> [EXERCISE REQUIREMENTS]
Repeat each entry in full, exactly.

== == ==

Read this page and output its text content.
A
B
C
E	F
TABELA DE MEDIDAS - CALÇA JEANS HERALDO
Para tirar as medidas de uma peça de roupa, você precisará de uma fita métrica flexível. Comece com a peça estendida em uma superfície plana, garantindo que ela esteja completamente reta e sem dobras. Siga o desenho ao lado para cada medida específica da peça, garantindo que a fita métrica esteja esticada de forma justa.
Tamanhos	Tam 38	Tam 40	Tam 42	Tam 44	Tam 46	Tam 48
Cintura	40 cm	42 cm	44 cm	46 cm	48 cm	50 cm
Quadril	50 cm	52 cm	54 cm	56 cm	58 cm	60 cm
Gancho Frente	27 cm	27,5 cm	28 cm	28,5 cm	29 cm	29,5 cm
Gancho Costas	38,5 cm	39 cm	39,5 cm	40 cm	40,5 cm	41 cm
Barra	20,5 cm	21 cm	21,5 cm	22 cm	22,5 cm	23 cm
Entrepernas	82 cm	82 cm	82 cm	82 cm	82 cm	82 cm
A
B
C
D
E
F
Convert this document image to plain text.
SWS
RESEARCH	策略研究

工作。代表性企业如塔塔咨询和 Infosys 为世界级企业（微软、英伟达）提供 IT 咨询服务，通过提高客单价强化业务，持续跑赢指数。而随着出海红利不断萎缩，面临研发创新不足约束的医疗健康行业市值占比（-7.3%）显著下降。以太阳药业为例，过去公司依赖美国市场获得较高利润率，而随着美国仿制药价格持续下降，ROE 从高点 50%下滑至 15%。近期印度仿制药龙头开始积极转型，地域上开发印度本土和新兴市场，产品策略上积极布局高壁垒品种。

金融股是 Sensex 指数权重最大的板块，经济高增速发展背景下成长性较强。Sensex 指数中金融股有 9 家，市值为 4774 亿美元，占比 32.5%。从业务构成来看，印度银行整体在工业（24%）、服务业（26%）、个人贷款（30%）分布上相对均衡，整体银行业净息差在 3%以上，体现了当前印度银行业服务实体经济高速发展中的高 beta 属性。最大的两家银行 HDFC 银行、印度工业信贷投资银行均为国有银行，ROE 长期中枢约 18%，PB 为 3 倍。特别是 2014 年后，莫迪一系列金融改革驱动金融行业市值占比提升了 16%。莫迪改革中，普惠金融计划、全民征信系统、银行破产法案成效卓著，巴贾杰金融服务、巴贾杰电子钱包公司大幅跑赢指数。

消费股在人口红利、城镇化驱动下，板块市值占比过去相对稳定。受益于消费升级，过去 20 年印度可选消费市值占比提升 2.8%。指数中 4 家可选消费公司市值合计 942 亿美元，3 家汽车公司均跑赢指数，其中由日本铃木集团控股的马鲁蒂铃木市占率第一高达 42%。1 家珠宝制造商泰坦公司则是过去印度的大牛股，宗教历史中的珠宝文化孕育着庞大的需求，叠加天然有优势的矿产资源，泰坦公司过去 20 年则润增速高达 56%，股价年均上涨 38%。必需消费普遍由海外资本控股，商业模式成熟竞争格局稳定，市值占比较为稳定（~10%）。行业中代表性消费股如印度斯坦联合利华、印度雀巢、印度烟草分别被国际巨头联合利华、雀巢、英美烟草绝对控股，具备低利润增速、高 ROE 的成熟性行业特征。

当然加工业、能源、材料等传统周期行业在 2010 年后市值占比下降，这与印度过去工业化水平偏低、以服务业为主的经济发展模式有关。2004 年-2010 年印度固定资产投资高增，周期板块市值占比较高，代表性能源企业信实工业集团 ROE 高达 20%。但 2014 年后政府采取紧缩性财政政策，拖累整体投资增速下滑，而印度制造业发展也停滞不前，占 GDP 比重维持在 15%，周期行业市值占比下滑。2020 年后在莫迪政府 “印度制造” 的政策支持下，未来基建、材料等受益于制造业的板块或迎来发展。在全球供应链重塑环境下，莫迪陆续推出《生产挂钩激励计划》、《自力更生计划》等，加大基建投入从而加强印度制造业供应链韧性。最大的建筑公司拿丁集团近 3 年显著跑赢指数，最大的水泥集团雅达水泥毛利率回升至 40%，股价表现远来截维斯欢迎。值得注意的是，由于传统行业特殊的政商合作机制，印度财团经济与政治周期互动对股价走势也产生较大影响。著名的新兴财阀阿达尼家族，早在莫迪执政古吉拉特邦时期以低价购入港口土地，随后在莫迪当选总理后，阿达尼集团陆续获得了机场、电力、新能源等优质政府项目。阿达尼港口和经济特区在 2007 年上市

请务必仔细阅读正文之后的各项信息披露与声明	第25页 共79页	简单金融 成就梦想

== == ==

> [EXERCISE OUTPUT]
Read this page and output its text content.
A
B
C
E	F
TABELA DE MEDIDAS - CALÇA JEANS HERALDO
Para tirar as medidas de uma peça de roupa, você precisará de uma fita métrica flexível. Comece com a peça estendida em uma superfície plana, garantindo que ela esteja completamente reta e sem dobras. Siga o desenho ao lado para cada medida específica da peça, garantindo que a fita métrica esteja esticada de forma justa.
Tamanhos	Tam 38	Tam 40	Tam 42	Tam 44	Tam 46	Tam 48
Cintura	40 cm	42 cm	44 cm	46 cm	48 cm	50 cm
Quadril	50 cm	52 cm	54 cm	56 cm	58 cm	60 cm
Gancho Frente	27 cm	27,5 cm	28 cm	28,5 cm	29 cm	29,5 cm
Gancho Costas	38,5 cm	39 cm	39,5 cm	40 cm	40,5 cm	41 cm
Barra	20,5 cm	21 cm	21,5 cm	22 cm	22,5 cm	23 cm
Entrepernas	82 cm	82 cm	82 cm	82 cm	82 cm	82 cm
A
B
C
D
E
F
Convert this document image to plain text.
SWS
RESEARCH	策略研究

工作。代表性企业如塔塔咨询和 Infosys 为世界级企业（微软、英伟达）提供 IT 咨询服务，通过提高客单价强化业务，持续跑赢指数。而随着出海红利不断萎缩，面临研发创新不足约束的医疗健康行业市值占比（-7.3%）显著下降。以太阳药业为例，过去公司依赖美国市场获得较高利润率，而随着美国仿制药价格持续下降，ROE 从高点 50%下滑至 15%。近期印度仿制药龙头开始积极转型，地域上开发印度本土和新兴市场，产品策略上积极布局高壁垒品种。

金融股是 Sensex 指数权重最大的板块，经济高增速发展背景下成长性较强。Sensex 指数中金融股有 9 家，市值为 4774 亿美元，占比 32.5%。从业务构成来看，印度银行整体在工业（24%）、服务业（26%）、个人贷款（30%）分布上相对均衡，整体银行业净息差在 3%以上，体现了当前印度银行业服务实体经济高速发展中的高 beta 属性。最大的两家银行 HDFC 银行、印度工业信贷投资银行均为国有银行，ROE 长期中枢约 18%，PB 为 3 倍。特别是 2014 年后，莫迪一系列金融改革驱动金融行业市值占比提升了 16%。莫迪改革中，普惠金融计划、全民征信系统、银行破产法案成效卓著，巴贾杰金融服务、巴贾杰电子钱包公司大幅跑赢指数。

消费股在人口红利、城镇化驱动下，板块市值占比过去相对稳定。受益于消费升级，过去 20 年印度可选消费市值占比提升 2.8%。指数中 4 家可选消费公司市值合计 942 亿美元，3 家汽车公司均跑赢指数，其中由日本铃木集团控股的马鲁蒂铃木市占率第一高达 42%。1 家珠宝制造商泰坦公司则是过去印度的大牛股，宗教历史中的珠宝文化孕育着庞大的需求，叠加天然有优势的矿产资源，泰坦公司过去 20 年则润增速高达 56%，股价年均上涨 38%。必需消费普遍由海外资本控股，商业模式成熟竞争格局稳定，市值占比较为稳定（~10%）。行业中代表性消费股如印度斯坦联合利华、印度雀巢、印度烟草分别被国际巨头联合利华、雀巢、英美烟草绝对控股，具备低利润增速、高 ROE 的成熟性行业特征。

当然加工业、能源、材料等传统周期行业在 2010 年后市值占比下降，这与印度过去工业化水平偏低、以服务业为主的经济发展模式有关。2004 年-2010 年印度固定资产投资高增，周期板块市值占比较高，代表性能源企业信实工业集团 ROE 高达 20%。但 2014 年后政府采取紧缩性财政政策，拖累整体投资增速下滑，而印度制造业发展也停滞不前，占 GDP 比重维持在 15%，周期行业市值占比下滑。2020 年后在莫迪政府 “印度制造” 的政策支持下，未来基建、材料等受益于制造业的板块或迎来发展。在全球供应链重塑环境下，莫迪陆续推出《生产挂钩激励计划》、《自力更生计划》等，加大基建投入从而加强印度制造业供应链韧性。最大的建筑公司拿丁集团近 3 年显著跑赢指数，最大的水泥集团雅达水泥毛利率回升至 40%，股价表现远来截维斯欢迎。值得注意的是，由于传统行业特殊的政商合作机制，印度财团经济与政治周期互动对股价走势也产生较大影响。著名的新兴财阀阿达尼家族，早在莫迪执政古吉拉特邦时期以低价购入港口土地，随后在莫迪当选总理后，阿达尼集团陆续获得了机场、电力、新能源等优质政府项目。阿达尼港口和经济特区在 2007 年上市

请务必仔细阅读正文之后的各项信息披露与声明	第25页 共79页	简单金融 成就梦想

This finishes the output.